Saved entries
** begin **
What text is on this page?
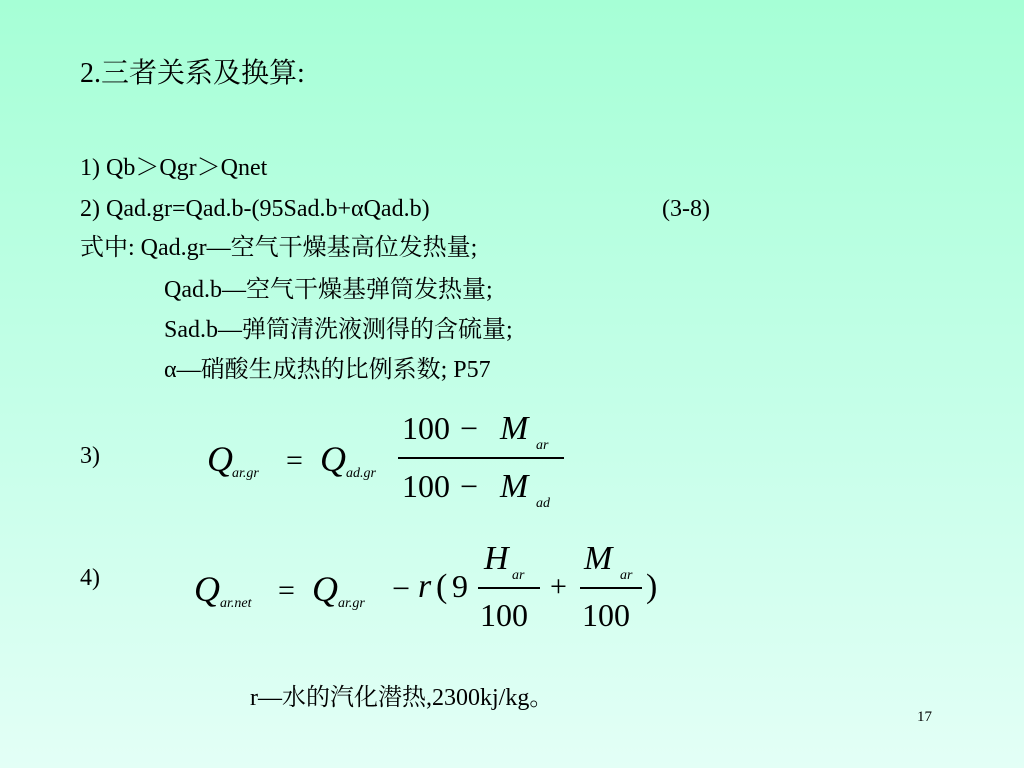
2.三者关系及换算:
1) Qb＞Qgr＞Qnet
2) Qad.gr=Qad.b-(95Sad.b+αQad.b)	(3-8)
式中: Qad.gr—空气干燥基高位发热量;
Qad.b—空气干燥基弹筒发热量;
Sad.b—弹筒清洗液测得的含硫量;
α—硝酸生成热的比例系数; P57
3)	Q ar.gr = Q ad.gr
100 − M ar
100 − M ad
4)	Q ar.net = Q ar.gr − r ( 9
H ar
100
+
M ar
100
)
r—水的汽化潜热,2300kj/kg。
17
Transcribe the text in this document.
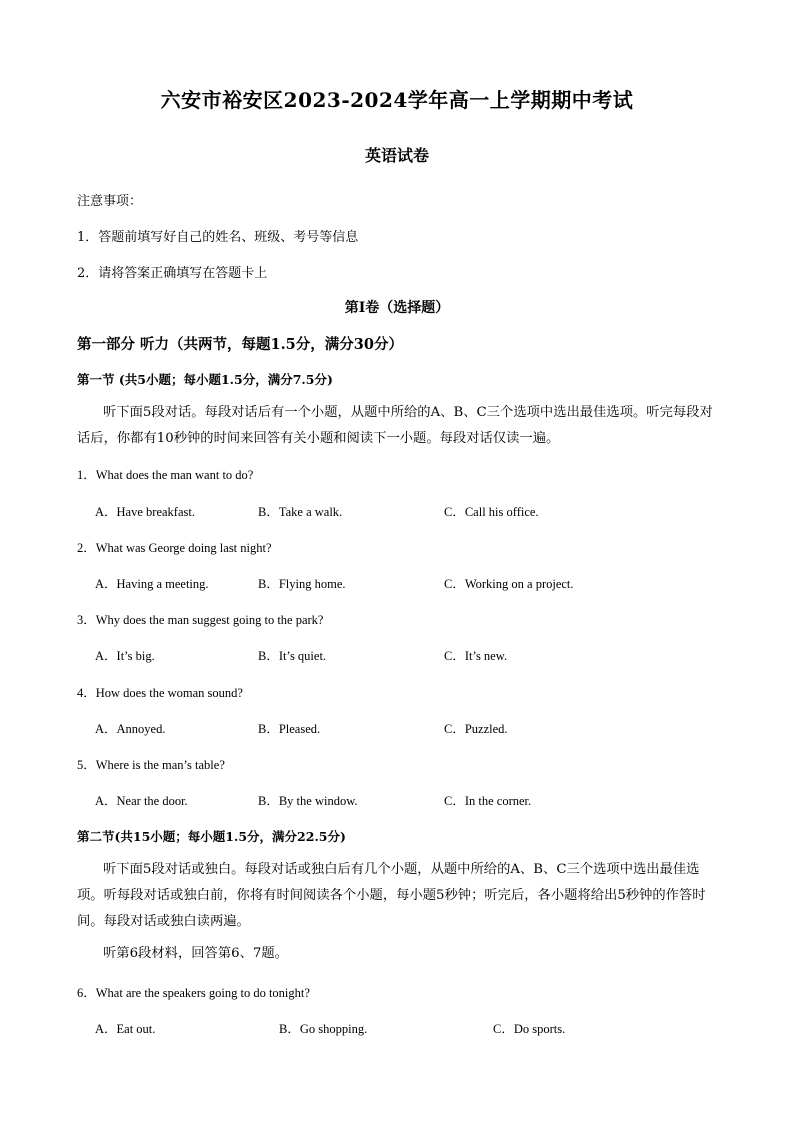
六安市裕安区2023-2024学年高一上学期期中考试
英语试卷
注意事项：
1．答题前填写好自己的姓名、班级、考号等信息
2．请将答案正确填写在答题卡上
第I卷（选择题）
第一部分 听力（共两节，每题1.5分，满分30分）
第一节 (共5小题；每小题1.5分，满分7.5分)
听下面5段对话。每段对话后有一个小题，从题中所给的A、B、C三个选项中选出最佳选项。听完每段对话后，你都有10秒钟的时间来回答有关小题和阅读下一小题。每段对话仅读一遍。
1．What does the man want to do?
A．Have breakfast.	B．Take a walk.	C．Call his office.
2．What was George doing last night?
A．Having a meeting.	B．Flying home.	C．Working on a project.
3．Why does the man suggest going to the park?
A．It’s big.	B．It’s quiet.	C．It’s new.
4．How does the woman sound?
A．Annoyed.	B．Pleased.	C．Puzzled.
5．Where is the man’s table?
A．Near the door.	B．By the window.	C．In the corner.
第二节(共15小题；每小题1.5分，满分22.5分)
听下面5段对话或独白。每段对话或独白后有几个小题，从题中所给的A、B、C三个选项中选出最佳选项。听每段对话或独白前，你将有时间阅读各个小题，每小题5秒钟；听完后，各小题将给出5秒钟的作答时间。每段对话或独白读两遍。
听第6段材料，回答第6、7题。
6．What are the speakers going to do tonight?
A．Eat out.	B．Go shopping.	C．Do sports.
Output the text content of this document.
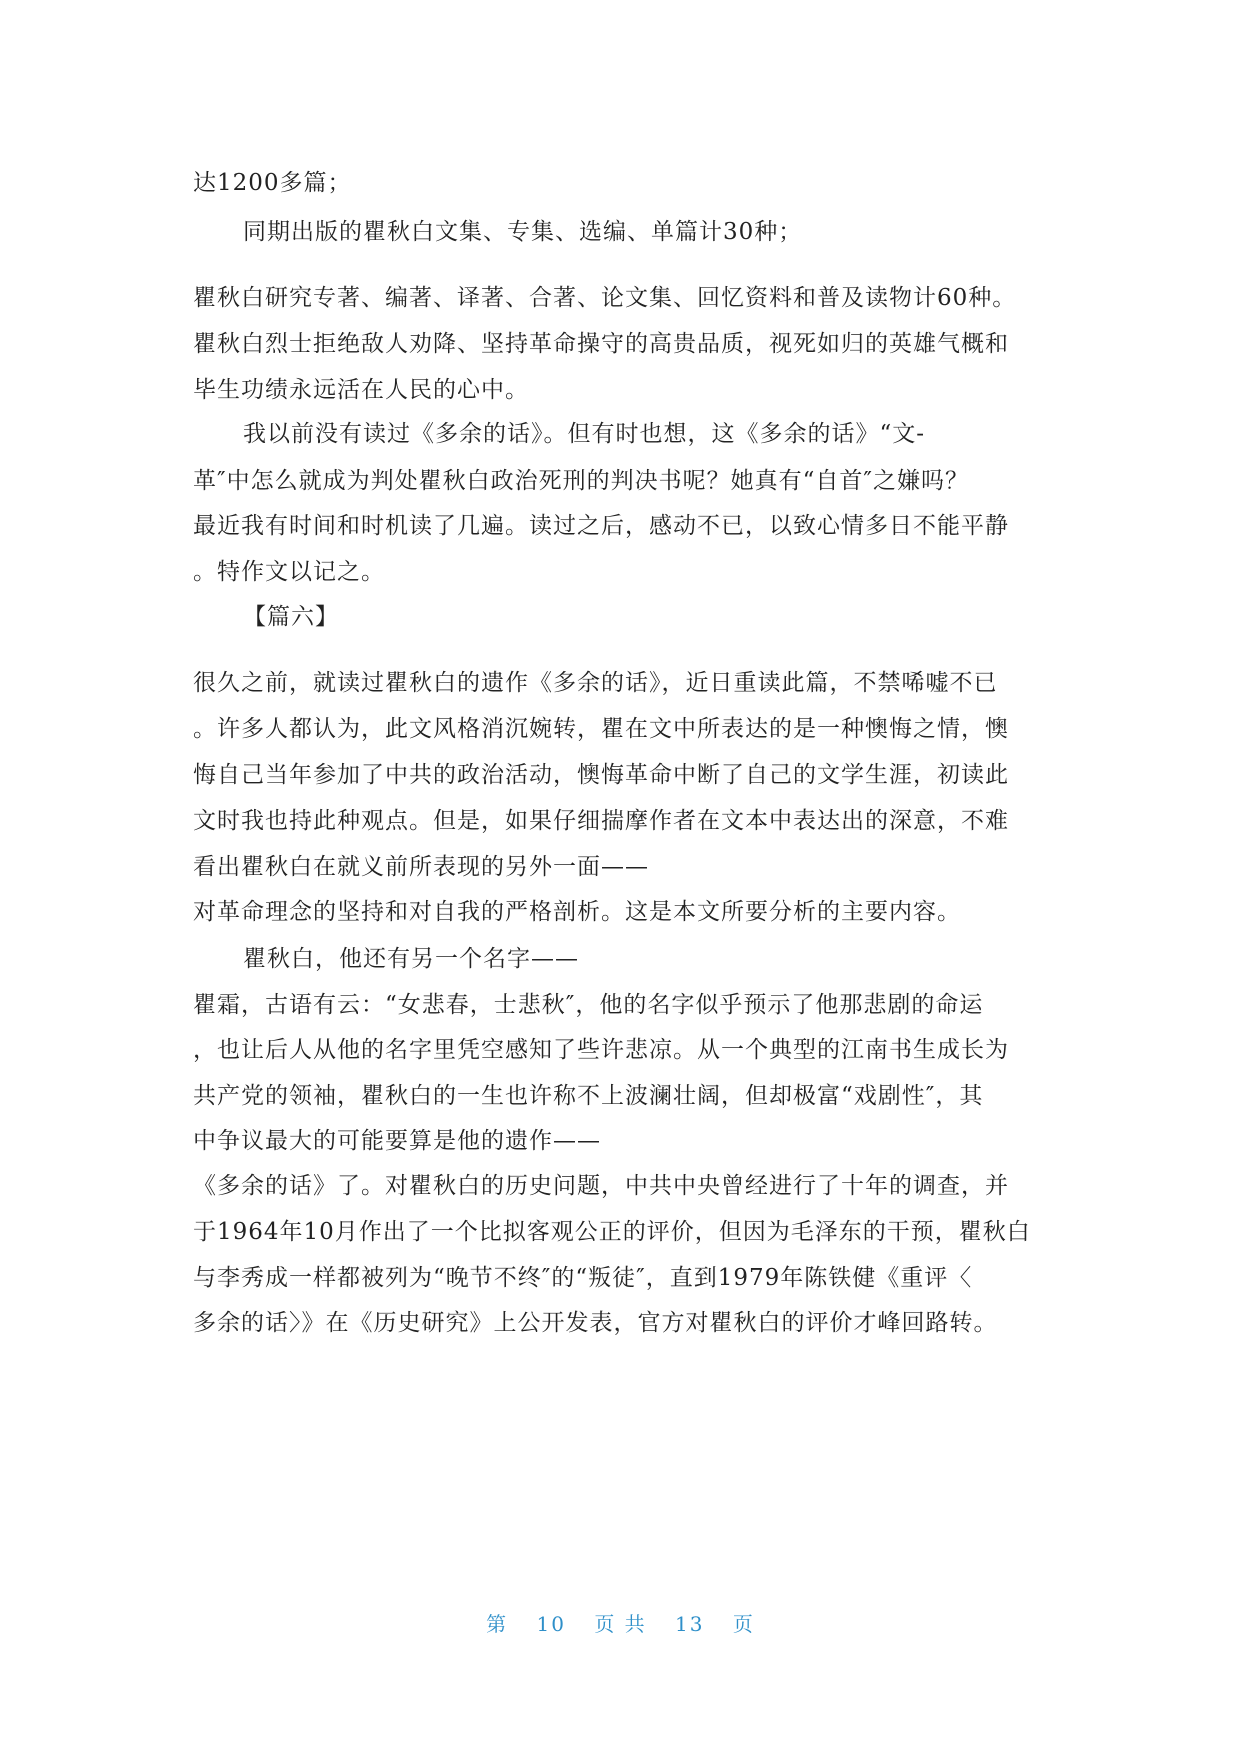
达1200多篇；
同期出版的瞿秋白文集、专集、选编、单篇计30种；
瞿秋白研究专著、编著、译著、合著、论文集、回忆资料和普及读物计60种。
瞿秋白烈士拒绝敌人劝降、坚持革命操守的高贵品质，视死如归的英雄气概和
毕生功绩永远活在人民的心中。
我以前没有读过《多余的话》。但有时也想，这《多余的话》“文-
革″中怎么就成为判处瞿秋白政治死刑的判决书呢？她真有“自首″之嫌吗？
最近我有时间和时机读了几遍。读过之后，感动不已，以致心情多日不能平静
。特作文以记之。
【篇六】
很久之前，就读过瞿秋白的遗作《多余的话》，近日重读此篇，不禁唏嘘不已
。许多人都认为，此文风格消沉婉转，瞿在文中所表达的是一种懊悔之情，懊
悔自己当年参加了中共的政治活动，懊悔革命中断了自己的文学生涯，初读此
文时我也持此种观点。但是，如果仔细揣摩作者在文本中表达出的深意，不难
看出瞿秋白在就义前所表现的另外一面——
对革命理念的坚持和对自我的严格剖析。这是本文所要分析的主要内容。
瞿秋白，他还有另一个名字——
瞿霜，古语有云：“女悲春，士悲秋″，他的名字似乎预示了他那悲剧的命运
，也让后人从他的名字里凭空感知了些许悲凉。从一个典型的江南书生成长为
共产党的领袖，瞿秋白的一生也许称不上波澜壮阔，但却极富“戏剧性″，其
中争议最大的可能要算是他的遗作——
《多余的话》了。对瞿秋白的历史问题，中共中央曾经进行了十年的调查，并
于1964年10月作出了一个比拟客观公正的评价，但因为毛泽东的干预，瞿秋白
与李秀成一样都被列为“晚节不终″的“叛徒″，直到1979年陈铁健《重评〈
多余的话〉》在《历史研究》上公开发表，官方对瞿秋白的评价才峰回路转。
第 10 页 共 13 页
** end **
Print each line from the one containing "Output the text content of this document." through the last line of the listing, both included, exactly and with no pictures.

Output the text content of this document.
达1200多篇；
同期出版的瞿秋白文集、专集、选编、单篇计30种；
瞿秋白研究专著、编著、译著、合著、论文集、回忆资料和普及读物计60种。
瞿秋白烈士拒绝敌人劝降、坚持革命操守的高贵品质，视死如归的英雄气概和
毕生功绩永远活在人民的心中。
我以前没有读过《多余的话》。但有时也想，这《多余的话》“文-
革″中怎么就成为判处瞿秋白政治死刑的判决书呢？她真有“自首″之嫌吗？
最近我有时间和时机读了几遍。读过之后，感动不已，以致心情多日不能平静
。特作文以记之。
【篇六】
很久之前，就读过瞿秋白的遗作《多余的话》，近日重读此篇，不禁唏嘘不已
。许多人都认为，此文风格消沉婉转，瞿在文中所表达的是一种懊悔之情，懊
悔自己当年参加了中共的政治活动，懊悔革命中断了自己的文学生涯，初读此
文时我也持此种观点。但是，如果仔细揣摩作者在文本中表达出的深意，不难
看出瞿秋白在就义前所表现的另外一面——
对革命理念的坚持和对自我的严格剖析。这是本文所要分析的主要内容。
瞿秋白，他还有另一个名字——
瞿霜，古语有云：“女悲春，士悲秋″，他的名字似乎预示了他那悲剧的命运
，也让后人从他的名字里凭空感知了些许悲凉。从一个典型的江南书生成长为
共产党的领袖，瞿秋白的一生也许称不上波澜壮阔，但却极富“戏剧性″，其
中争议最大的可能要算是他的遗作——
《多余的话》了。对瞿秋白的历史问题，中共中央曾经进行了十年的调查，并
于1964年10月作出了一个比拟客观公正的评价，但因为毛泽东的干预，瞿秋白
与李秀成一样都被列为“晚节不终″的“叛徒″，直到1979年陈铁健《重评〈
多余的话〉》在《历史研究》上公开发表，官方对瞿秋白的评价才峰回路转。
第 10 页 共 13 页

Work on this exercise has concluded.